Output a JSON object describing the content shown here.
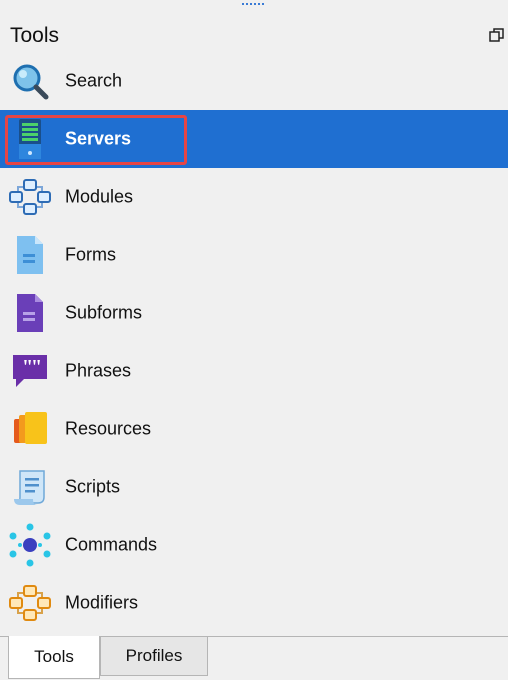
{
  "panel": {
    "title": "Tools",
    "restore_icon": "restore-window-icon"
  },
  "items": [
    {
      "label": "Search",
      "icon": "search-icon"
    },
    {
      "label": "Servers",
      "icon": "server-icon",
      "selected": true
    },
    {
      "label": "Modules",
      "icon": "modules-icon"
    },
    {
      "label": "Forms",
      "icon": "form-icon"
    },
    {
      "label": "Subforms",
      "icon": "subform-icon"
    },
    {
      "label": "Phrases",
      "icon": "phrase-icon"
    },
    {
      "label": "Resources",
      "icon": "resources-icon"
    },
    {
      "label": "Scripts",
      "icon": "script-icon"
    },
    {
      "label": "Commands",
      "icon": "commands-icon"
    },
    {
      "label": "Modifiers",
      "icon": "modifiers-icon"
    }
  ],
  "tabs": [
    {
      "label": "Tools",
      "active": true
    },
    {
      "label": "Profiles",
      "active": false
    }
  ],
  "colors": {
    "selection": "#1f6fd1",
    "highlight_border": "#e64545",
    "panel_bg": "#f0f0f0"
  }
}
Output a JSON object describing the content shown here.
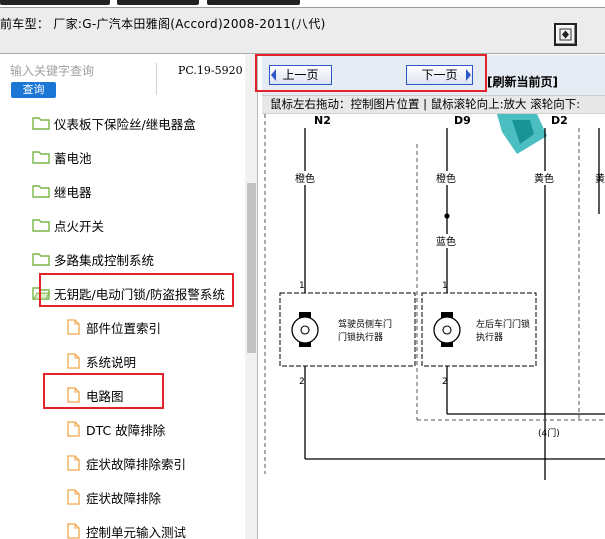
{
  "header": {
    "vehicle_text": "前车型： 厂家:G-广汽本田雅阁(Accord)2008-2011(八代)",
    "icon": "sync-icon"
  },
  "search": {
    "placeholder": "输入关键字查询",
    "button_label": "查询",
    "pc_code": "PC.19-5920"
  },
  "tree": {
    "items": [
      {
        "label": "仪表板下保险丝/继电器盒",
        "icon": "folder-icon"
      },
      {
        "label": "蓄电池",
        "icon": "folder-icon"
      },
      {
        "label": "继电器",
        "icon": "folder-icon"
      },
      {
        "label": "点火开关",
        "icon": "folder-icon"
      },
      {
        "label": "多路集成控制系统",
        "icon": "folder-icon"
      },
      {
        "label": "无钥匙/电动门锁/防盗报警系统",
        "icon": "folder-open-icon"
      },
      {
        "label": "部件位置索引",
        "icon": "document-icon"
      },
      {
        "label": "系统说明",
        "icon": "document-icon"
      },
      {
        "label": "电路图",
        "icon": "document-icon"
      },
      {
        "label": "DTC 故障排除",
        "icon": "document-icon"
      },
      {
        "label": "症状故障排除索引",
        "icon": "document-icon"
      },
      {
        "label": "症状故障排除",
        "icon": "document-icon"
      },
      {
        "label": "控制单元输入测试",
        "icon": "document-icon"
      }
    ]
  },
  "viewer": {
    "prev_label": "上一页",
    "next_label": "下一页",
    "refresh_label": "[刷新当前页]",
    "hint": "鼠标左右拖动：控制图片位置 | 鼠标滚轮向上:放大  滚轮向下:"
  },
  "diagram": {
    "connectors": [
      "N2",
      "D9",
      "D2"
    ],
    "wire_colors": [
      "橙色",
      "橙色",
      "蓝色",
      "黄色",
      "黄"
    ],
    "pin_labels": [
      "1",
      "2",
      "1",
      "2"
    ],
    "actuators": [
      {
        "line1": "驾驶员侧车门",
        "line2": "门锁执行器"
      },
      {
        "line1": "左后车门门锁",
        "line2": "执行器"
      }
    ],
    "note": "(4门)"
  },
  "colors": {
    "accent_blue": "#1b76d6",
    "highlight_red": "#e2242a",
    "folder_green": "#7ab648",
    "document_orange": "#f0a64a",
    "watermark_teal": "#2bb3b6"
  }
}
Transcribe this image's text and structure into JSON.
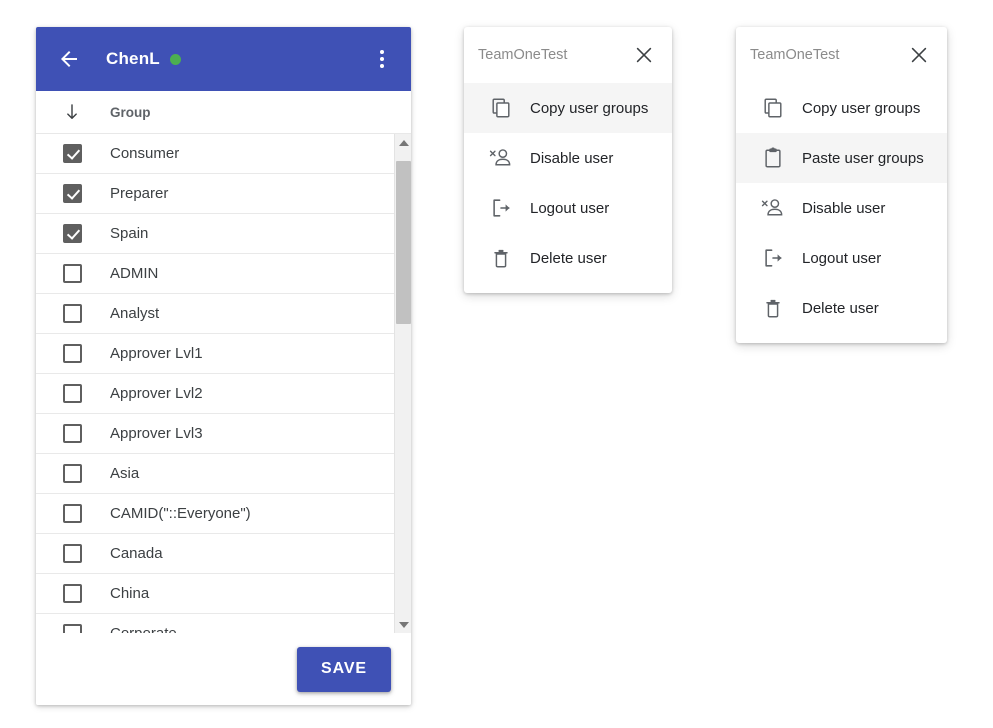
{
  "user_panel": {
    "title": "ChenL",
    "status_color": "#4caf50",
    "back_icon": "arrow-left-icon",
    "overflow_icon": "more-vert-icon",
    "header_color": "#3f51b5",
    "column_header": "Group",
    "sort_icon": "arrow-down-icon",
    "save_label": "SAVE",
    "groups": [
      {
        "label": "Consumer",
        "checked": true
      },
      {
        "label": "Preparer",
        "checked": true
      },
      {
        "label": "Spain",
        "checked": true
      },
      {
        "label": "ADMIN",
        "checked": false
      },
      {
        "label": "Analyst",
        "checked": false
      },
      {
        "label": "Approver Lvl1",
        "checked": false
      },
      {
        "label": "Approver Lvl2",
        "checked": false
      },
      {
        "label": "Approver Lvl3",
        "checked": false
      },
      {
        "label": "Asia",
        "checked": false
      },
      {
        "label": "CAMID(\"::Everyone\")",
        "checked": false
      },
      {
        "label": "Canada",
        "checked": false
      },
      {
        "label": "China",
        "checked": false
      },
      {
        "label": "Corporate",
        "checked": false
      }
    ]
  },
  "menu2": {
    "team": "TeamOneTest",
    "close_icon": "close-icon",
    "items": [
      {
        "label": "Copy user groups",
        "icon": "copy-icon",
        "highlighted": true
      },
      {
        "label": "Disable user",
        "icon": "user-disable-icon",
        "highlighted": false
      },
      {
        "label": "Logout user",
        "icon": "logout-icon",
        "highlighted": false
      },
      {
        "label": "Delete user",
        "icon": "trash-icon",
        "highlighted": false
      }
    ]
  },
  "menu3": {
    "team": "TeamOneTest",
    "close_icon": "close-icon",
    "items": [
      {
        "label": "Copy user groups",
        "icon": "copy-icon",
        "highlighted": false
      },
      {
        "label": "Paste user groups",
        "icon": "clipboard-icon",
        "highlighted": true
      },
      {
        "label": "Disable user",
        "icon": "user-disable-icon",
        "highlighted": false
      },
      {
        "label": "Logout user",
        "icon": "logout-icon",
        "highlighted": false
      },
      {
        "label": "Delete user",
        "icon": "trash-icon",
        "highlighted": false
      }
    ]
  }
}
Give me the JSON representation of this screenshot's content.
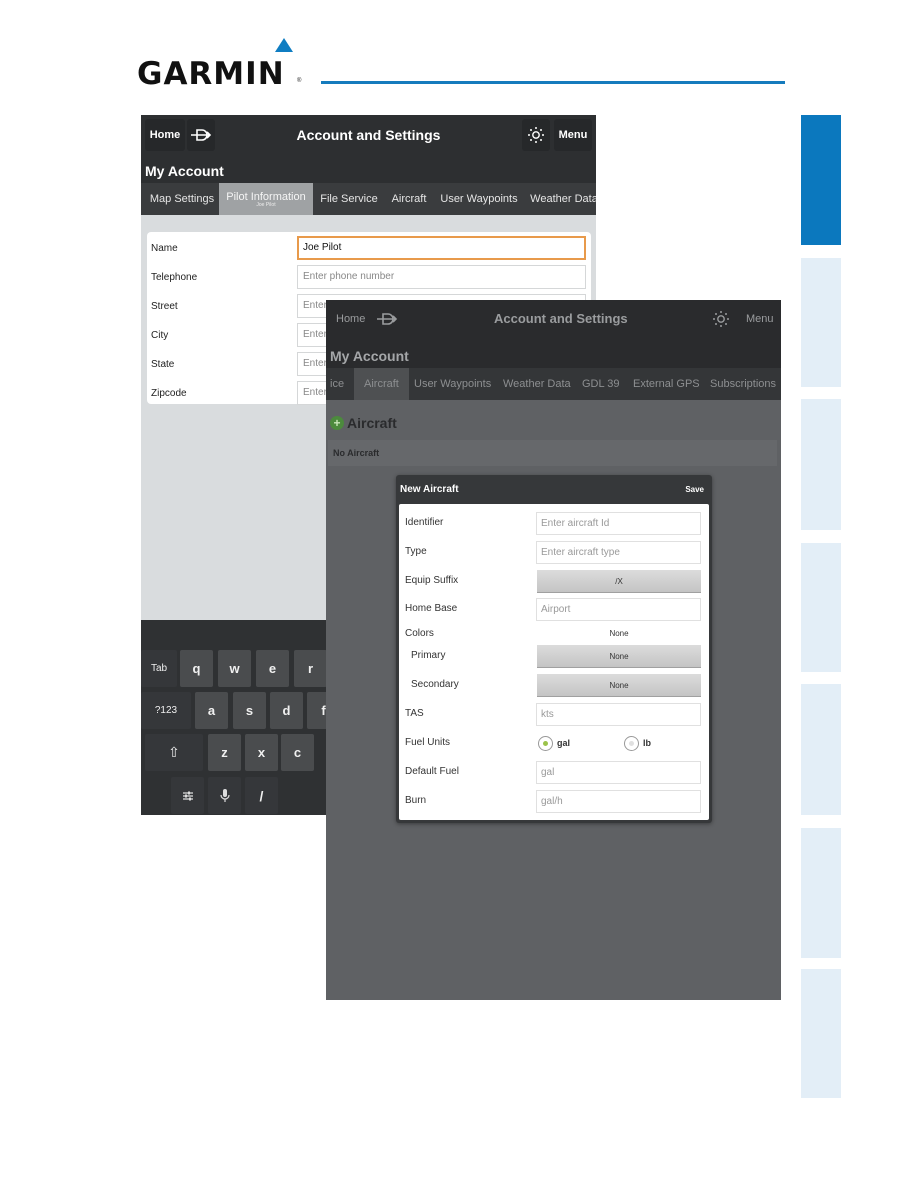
{
  "manual": {
    "brand": "GARMIN",
    "registered_mark": "®",
    "accent_color": "#0b78be",
    "side_tabs": [
      {
        "state": "active"
      },
      {
        "state": "inactive"
      },
      {
        "state": "inactive"
      },
      {
        "state": "inactive"
      },
      {
        "state": "inactive"
      },
      {
        "state": "inactive"
      },
      {
        "state": "inactive"
      }
    ]
  },
  "screen1": {
    "header": {
      "home": "Home",
      "title": "Account and Settings",
      "menu": "Menu",
      "brightness_icon": "sun-icon",
      "flightplan_icon": "flight-plan-icon"
    },
    "section_title": "My Account",
    "tabs": [
      {
        "label": "Map Settings"
      },
      {
        "label": "Pilot Information",
        "sublabel": "Joe Pilot",
        "selected": true
      },
      {
        "label": "File Service"
      },
      {
        "label": "Aircraft"
      },
      {
        "label": "User Waypoints"
      },
      {
        "label": "Weather Data"
      }
    ],
    "form": [
      {
        "label": "Name",
        "value": "Joe Pilot",
        "placeholder": "",
        "focused": true
      },
      {
        "label": "Telephone",
        "value": "",
        "placeholder": "Enter phone number"
      },
      {
        "label": "Street",
        "value": "",
        "placeholder": "Enter"
      },
      {
        "label": "City",
        "value": "",
        "placeholder": "Enter"
      },
      {
        "label": "State",
        "value": "",
        "placeholder": "Enter"
      },
      {
        "label": "Zipcode",
        "value": "",
        "placeholder": "Enter"
      }
    ],
    "keyboard": {
      "row1": [
        "Tab",
        "q",
        "w",
        "e",
        "r"
      ],
      "row2": [
        "?123",
        "a",
        "s",
        "d",
        "f"
      ],
      "row3": [
        "⇧",
        "z",
        "x",
        "c"
      ],
      "row4": [
        "settings",
        "mic",
        "/"
      ]
    }
  },
  "screen2": {
    "header": {
      "home": "Home",
      "title": "Account and Settings",
      "menu": "Menu"
    },
    "section_title": "My Account",
    "tabs": [
      {
        "label": "ice"
      },
      {
        "label": "Aircraft",
        "selected": true
      },
      {
        "label": "User Waypoints"
      },
      {
        "label": "Weather Data"
      },
      {
        "label": "GDL 39"
      },
      {
        "label": "External GPS"
      },
      {
        "label": "Subscriptions"
      }
    ],
    "aircraft_heading": "Aircraft",
    "no_aircraft": "No Aircraft",
    "dialog": {
      "title": "New Aircraft",
      "save": "Save",
      "identifier": {
        "label": "Identifier",
        "placeholder": "Enter aircraft Id"
      },
      "type": {
        "label": "Type",
        "placeholder": "Enter aircraft type"
      },
      "equip_suffix": {
        "label": "Equip Suffix",
        "value": "/X"
      },
      "home_base": {
        "label": "Home Base",
        "placeholder": "Airport"
      },
      "colors": {
        "label": "Colors",
        "value": "None"
      },
      "primary": {
        "label": "Primary",
        "value": "None"
      },
      "secondary": {
        "label": "Secondary",
        "value": "None"
      },
      "tas": {
        "label": "TAS",
        "placeholder": "kts"
      },
      "fuel_units": {
        "label": "Fuel Units",
        "options": [
          "gal",
          "lb"
        ],
        "selected": "gal"
      },
      "default_fuel": {
        "label": "Default Fuel",
        "placeholder": "gal"
      },
      "burn": {
        "label": "Burn",
        "placeholder": "gal/h"
      }
    }
  }
}
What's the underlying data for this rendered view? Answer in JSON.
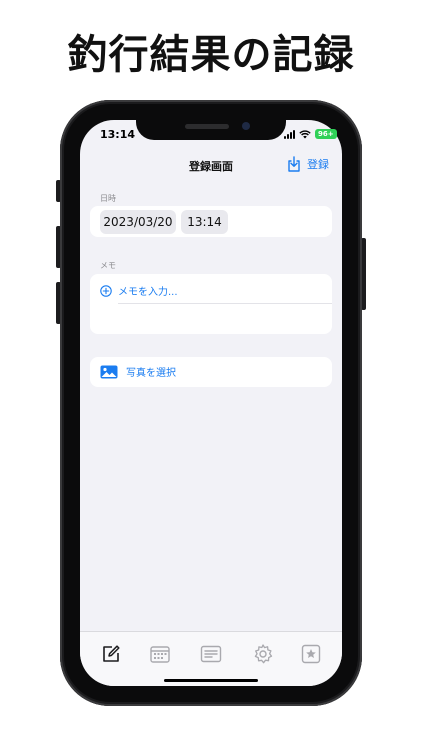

-*-*-

→ **Exercise prompt**: Find every line that holds "JSON" and copy it.

→ **Output**:
Output a JSON object describing the content shown here.
Output a JSON object describing the content shown here.
Transcribe this image's text and structure into JSON.
Give me the JSON representation of this screenshot's content.
What's the underlying data for this rendered view? Answer in JSON.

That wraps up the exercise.